• _Your objective_
Rewrite the rows starting with the first line and going on through the line with "source-note: Källa: Plikt- och", changing "interactable" to "clickable" and leaving everything else as it is.

Element boundary rows:
(begin)
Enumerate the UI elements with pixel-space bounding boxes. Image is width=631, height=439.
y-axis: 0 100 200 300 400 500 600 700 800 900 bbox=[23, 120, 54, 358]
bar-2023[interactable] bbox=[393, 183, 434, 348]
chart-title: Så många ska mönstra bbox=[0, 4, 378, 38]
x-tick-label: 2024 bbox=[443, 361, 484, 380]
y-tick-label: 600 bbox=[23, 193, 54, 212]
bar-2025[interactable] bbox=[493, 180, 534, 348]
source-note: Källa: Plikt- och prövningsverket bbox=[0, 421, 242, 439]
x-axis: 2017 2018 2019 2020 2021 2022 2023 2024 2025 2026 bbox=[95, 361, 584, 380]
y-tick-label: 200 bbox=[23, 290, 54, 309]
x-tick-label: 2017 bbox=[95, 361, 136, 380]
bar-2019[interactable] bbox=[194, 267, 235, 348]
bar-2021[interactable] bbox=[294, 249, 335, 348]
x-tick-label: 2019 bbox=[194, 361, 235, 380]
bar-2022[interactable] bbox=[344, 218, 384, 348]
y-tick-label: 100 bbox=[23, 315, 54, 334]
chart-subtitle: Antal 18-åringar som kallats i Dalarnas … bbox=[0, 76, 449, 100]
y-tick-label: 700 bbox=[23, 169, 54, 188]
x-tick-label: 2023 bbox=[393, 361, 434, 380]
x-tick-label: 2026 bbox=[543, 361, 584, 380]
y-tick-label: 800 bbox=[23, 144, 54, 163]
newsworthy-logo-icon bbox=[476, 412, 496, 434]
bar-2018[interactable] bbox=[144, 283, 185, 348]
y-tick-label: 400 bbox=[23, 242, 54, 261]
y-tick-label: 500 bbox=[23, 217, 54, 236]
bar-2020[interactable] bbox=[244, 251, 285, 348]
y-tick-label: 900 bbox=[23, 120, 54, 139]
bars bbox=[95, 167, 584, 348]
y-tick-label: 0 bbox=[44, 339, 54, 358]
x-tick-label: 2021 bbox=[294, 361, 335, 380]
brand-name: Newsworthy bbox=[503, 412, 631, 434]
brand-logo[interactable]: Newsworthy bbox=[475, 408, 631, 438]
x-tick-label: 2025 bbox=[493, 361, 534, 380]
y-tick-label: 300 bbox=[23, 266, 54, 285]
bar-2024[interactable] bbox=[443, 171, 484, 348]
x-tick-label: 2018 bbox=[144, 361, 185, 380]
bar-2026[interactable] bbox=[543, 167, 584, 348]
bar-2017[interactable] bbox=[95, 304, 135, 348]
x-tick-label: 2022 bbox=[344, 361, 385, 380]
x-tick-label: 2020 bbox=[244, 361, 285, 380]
(end)
• _Correct result_
Enumerate the UI elements with pixel-space bounding boxes. Image is width=631, height=439.
y-axis: 0 100 200 300 400 500 600 700 800 900 bbox=[23, 120, 54, 358]
bar-2023[clickable] bbox=[393, 183, 434, 348]
chart-title: Så många ska mönstra bbox=[0, 4, 378, 38]
x-tick-label: 2024 bbox=[443, 361, 484, 380]
y-tick-label: 600 bbox=[23, 193, 54, 212]
bar-2025[clickable] bbox=[493, 180, 534, 348]
source-note: Källa: Plikt- och prövningsverket bbox=[0, 421, 242, 439]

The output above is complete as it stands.